DO THIS
Among the entries, which lines carry the string "title"? Copy each of them.
··· PROVIDED DATA ···
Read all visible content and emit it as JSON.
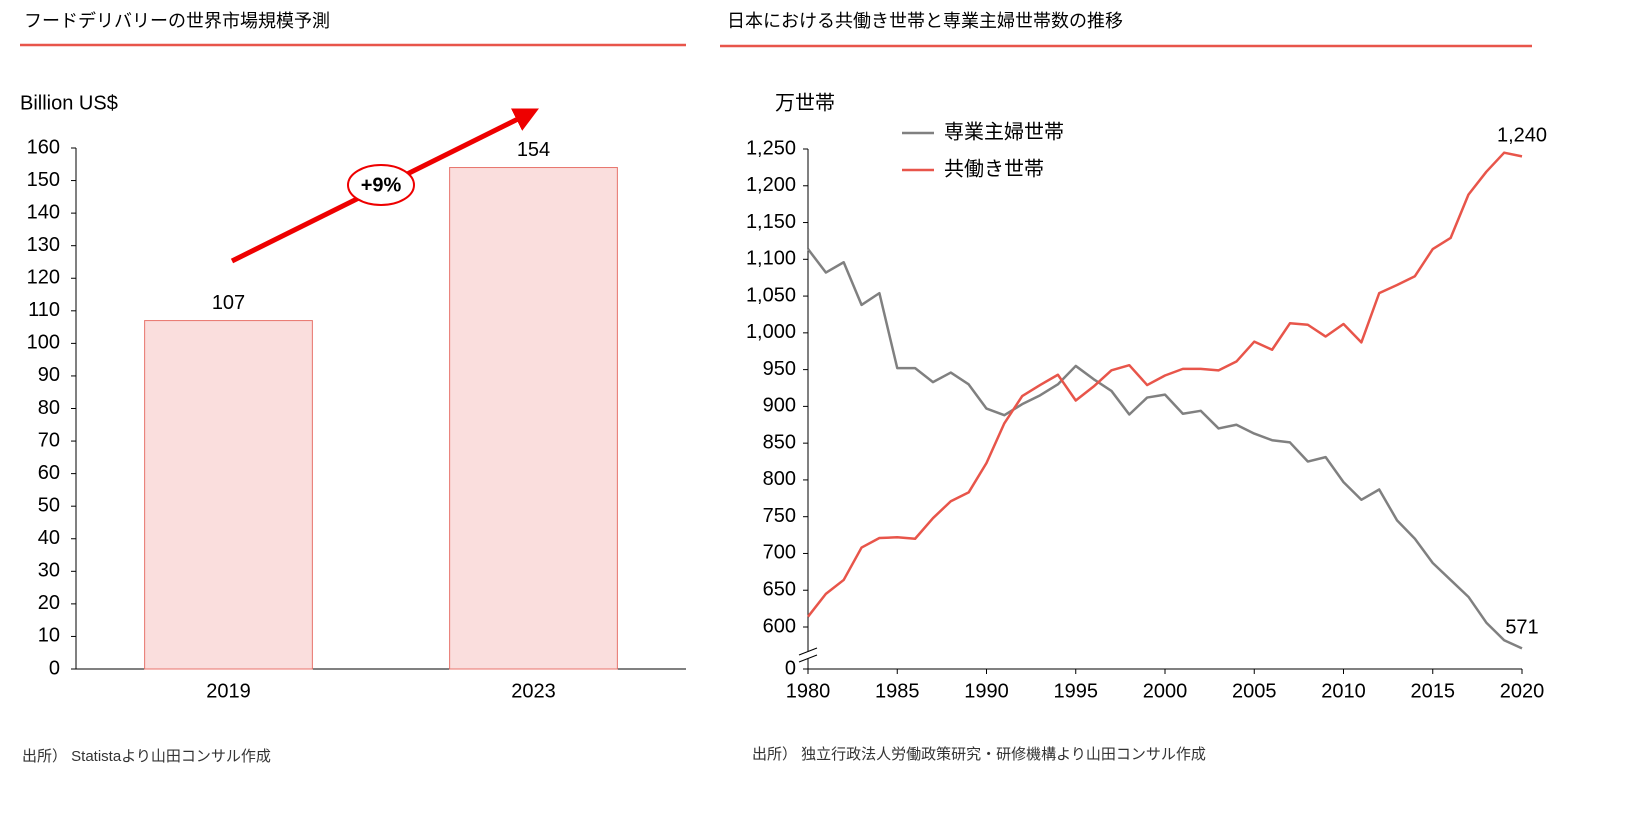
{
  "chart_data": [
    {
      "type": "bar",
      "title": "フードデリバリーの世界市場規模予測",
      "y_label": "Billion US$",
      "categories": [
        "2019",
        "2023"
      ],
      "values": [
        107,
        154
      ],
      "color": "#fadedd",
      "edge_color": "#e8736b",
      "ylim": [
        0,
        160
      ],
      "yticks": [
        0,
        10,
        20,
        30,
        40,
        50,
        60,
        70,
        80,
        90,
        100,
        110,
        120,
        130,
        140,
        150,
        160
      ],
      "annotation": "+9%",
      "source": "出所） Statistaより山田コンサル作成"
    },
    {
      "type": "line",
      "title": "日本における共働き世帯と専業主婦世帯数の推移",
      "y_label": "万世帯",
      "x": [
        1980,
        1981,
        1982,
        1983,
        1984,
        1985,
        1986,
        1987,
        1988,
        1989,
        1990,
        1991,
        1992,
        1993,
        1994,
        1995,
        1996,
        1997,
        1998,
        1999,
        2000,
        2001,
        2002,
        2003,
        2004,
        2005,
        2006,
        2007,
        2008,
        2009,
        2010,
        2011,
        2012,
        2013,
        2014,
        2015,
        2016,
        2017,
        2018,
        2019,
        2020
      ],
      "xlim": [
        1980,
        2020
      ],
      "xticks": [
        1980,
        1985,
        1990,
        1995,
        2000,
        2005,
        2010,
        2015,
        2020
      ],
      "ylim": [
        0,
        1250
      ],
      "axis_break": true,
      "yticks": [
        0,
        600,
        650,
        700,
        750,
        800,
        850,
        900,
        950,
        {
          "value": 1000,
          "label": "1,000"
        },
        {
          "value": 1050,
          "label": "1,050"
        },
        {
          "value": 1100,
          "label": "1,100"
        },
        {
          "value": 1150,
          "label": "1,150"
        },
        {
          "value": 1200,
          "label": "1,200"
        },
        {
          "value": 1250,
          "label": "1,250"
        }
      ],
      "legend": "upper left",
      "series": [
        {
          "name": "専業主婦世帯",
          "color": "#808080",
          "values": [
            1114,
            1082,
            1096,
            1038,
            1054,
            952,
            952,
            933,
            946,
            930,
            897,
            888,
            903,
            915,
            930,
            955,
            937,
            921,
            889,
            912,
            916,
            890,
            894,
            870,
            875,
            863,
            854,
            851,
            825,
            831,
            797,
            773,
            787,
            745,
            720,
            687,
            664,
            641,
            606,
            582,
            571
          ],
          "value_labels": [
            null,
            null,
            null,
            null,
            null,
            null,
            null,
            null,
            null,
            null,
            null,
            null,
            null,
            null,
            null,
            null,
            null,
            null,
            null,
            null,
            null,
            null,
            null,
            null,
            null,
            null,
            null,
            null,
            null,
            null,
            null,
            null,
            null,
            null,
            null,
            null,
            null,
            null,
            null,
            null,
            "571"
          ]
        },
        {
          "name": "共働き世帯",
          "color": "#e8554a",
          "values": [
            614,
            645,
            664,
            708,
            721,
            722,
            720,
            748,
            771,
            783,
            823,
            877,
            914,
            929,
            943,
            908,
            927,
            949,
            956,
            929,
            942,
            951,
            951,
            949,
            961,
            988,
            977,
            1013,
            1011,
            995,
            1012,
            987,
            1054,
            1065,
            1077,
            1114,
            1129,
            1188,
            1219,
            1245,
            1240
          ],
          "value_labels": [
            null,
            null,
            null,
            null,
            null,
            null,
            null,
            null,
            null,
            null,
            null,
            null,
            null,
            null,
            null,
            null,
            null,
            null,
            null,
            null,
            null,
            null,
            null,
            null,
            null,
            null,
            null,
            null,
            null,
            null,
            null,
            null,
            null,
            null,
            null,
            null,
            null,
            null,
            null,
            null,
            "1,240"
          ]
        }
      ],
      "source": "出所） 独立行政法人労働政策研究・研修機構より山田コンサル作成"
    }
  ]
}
···
··· PROVIDED DATA ···
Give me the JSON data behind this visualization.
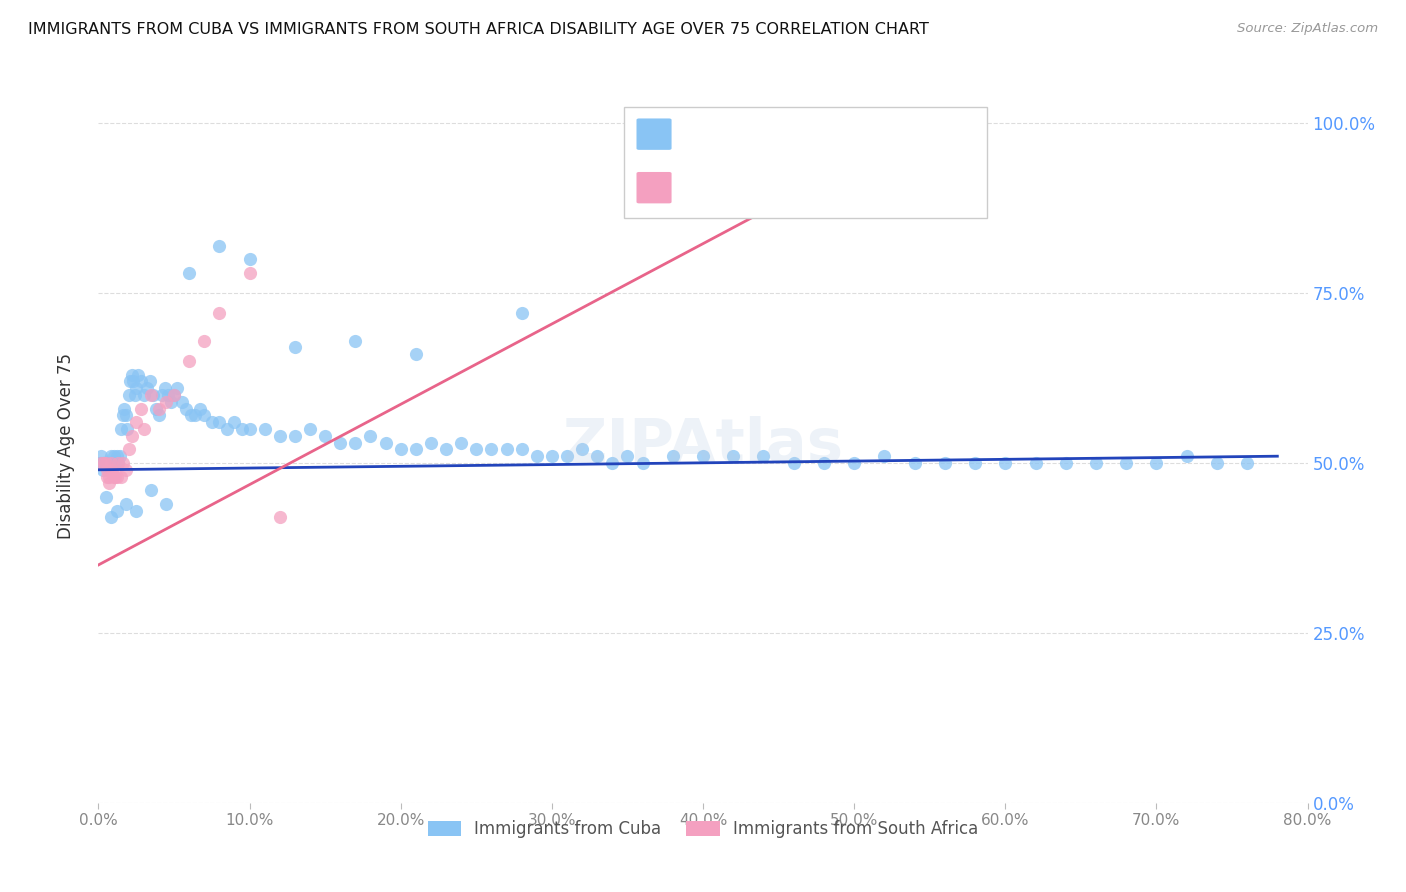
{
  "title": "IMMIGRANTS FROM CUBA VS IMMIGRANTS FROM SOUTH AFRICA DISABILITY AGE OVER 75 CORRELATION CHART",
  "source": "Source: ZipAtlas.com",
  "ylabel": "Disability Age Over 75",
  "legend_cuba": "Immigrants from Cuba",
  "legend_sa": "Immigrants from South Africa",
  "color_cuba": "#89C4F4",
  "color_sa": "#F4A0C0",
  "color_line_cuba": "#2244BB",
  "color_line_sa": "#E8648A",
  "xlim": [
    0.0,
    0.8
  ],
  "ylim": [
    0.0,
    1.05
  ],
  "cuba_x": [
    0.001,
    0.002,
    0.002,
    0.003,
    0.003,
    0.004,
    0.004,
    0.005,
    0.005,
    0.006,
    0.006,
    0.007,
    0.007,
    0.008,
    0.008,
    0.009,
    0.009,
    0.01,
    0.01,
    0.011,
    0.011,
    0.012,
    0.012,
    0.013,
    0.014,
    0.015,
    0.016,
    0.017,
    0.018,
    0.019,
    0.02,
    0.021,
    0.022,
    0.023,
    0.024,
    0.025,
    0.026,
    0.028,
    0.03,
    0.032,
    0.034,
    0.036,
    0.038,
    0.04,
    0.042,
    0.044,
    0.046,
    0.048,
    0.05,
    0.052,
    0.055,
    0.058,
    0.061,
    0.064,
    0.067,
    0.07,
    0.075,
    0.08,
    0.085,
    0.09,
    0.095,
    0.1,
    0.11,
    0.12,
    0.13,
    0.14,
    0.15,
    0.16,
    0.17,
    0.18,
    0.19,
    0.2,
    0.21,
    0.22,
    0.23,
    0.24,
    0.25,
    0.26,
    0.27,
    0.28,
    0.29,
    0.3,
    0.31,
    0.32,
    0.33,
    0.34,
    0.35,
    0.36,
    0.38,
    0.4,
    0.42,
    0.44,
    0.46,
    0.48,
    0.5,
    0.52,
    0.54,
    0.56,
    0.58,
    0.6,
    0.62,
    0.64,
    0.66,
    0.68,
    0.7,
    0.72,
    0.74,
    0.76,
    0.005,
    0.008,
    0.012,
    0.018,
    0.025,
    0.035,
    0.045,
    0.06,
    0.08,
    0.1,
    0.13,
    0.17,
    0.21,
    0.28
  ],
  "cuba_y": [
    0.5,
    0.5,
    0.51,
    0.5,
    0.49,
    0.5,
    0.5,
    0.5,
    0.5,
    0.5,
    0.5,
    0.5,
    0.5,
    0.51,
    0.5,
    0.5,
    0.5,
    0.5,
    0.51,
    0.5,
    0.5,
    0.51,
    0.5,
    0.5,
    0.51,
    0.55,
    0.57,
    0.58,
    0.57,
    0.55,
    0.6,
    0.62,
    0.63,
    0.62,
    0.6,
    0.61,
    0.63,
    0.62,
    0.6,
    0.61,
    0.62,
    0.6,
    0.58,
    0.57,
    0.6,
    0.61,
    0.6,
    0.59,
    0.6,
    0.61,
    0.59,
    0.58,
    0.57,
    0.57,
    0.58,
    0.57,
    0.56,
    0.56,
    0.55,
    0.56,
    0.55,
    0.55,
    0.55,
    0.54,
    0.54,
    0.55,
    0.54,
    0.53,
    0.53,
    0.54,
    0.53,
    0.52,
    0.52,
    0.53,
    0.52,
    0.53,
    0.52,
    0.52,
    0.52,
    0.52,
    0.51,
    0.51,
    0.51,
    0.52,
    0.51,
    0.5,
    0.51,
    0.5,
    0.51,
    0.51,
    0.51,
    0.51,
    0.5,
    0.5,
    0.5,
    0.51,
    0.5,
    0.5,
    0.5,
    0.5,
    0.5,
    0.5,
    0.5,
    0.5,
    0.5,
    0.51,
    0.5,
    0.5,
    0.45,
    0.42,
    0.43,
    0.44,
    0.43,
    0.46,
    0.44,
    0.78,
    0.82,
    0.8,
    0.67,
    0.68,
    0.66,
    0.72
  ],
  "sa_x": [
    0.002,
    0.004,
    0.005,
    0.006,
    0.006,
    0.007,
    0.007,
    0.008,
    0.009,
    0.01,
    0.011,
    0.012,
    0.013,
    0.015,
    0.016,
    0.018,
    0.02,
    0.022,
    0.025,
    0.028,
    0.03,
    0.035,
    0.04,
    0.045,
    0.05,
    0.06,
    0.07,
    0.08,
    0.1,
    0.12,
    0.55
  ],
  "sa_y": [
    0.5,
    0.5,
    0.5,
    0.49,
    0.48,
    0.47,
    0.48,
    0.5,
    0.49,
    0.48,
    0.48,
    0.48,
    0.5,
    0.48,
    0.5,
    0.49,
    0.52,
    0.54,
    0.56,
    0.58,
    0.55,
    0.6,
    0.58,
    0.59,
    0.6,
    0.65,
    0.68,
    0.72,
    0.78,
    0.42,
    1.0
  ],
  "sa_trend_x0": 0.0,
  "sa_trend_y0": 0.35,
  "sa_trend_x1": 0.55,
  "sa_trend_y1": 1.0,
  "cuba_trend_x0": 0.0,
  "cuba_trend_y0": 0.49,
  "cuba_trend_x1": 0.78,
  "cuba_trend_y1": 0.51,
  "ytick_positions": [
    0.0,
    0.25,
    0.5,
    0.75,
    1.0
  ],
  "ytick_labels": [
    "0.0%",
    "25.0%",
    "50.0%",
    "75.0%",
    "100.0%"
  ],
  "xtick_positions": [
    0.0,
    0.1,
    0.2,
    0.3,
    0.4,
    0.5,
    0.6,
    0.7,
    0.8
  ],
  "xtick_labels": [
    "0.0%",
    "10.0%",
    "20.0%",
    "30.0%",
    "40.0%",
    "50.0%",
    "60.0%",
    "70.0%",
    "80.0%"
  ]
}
···
FINISHED ANSWER
      "title": "フードデリバリーの世界市場規模予測",
      "title": "日本における共働き世帯と専業主婦世帯数の推移",
  "title": "IMMIGRANTS FROM CUBA VS IMMIGRANTS FROM SOUTH AFRICA DISABILITY AGE OVER 75 CORRELATION CHART",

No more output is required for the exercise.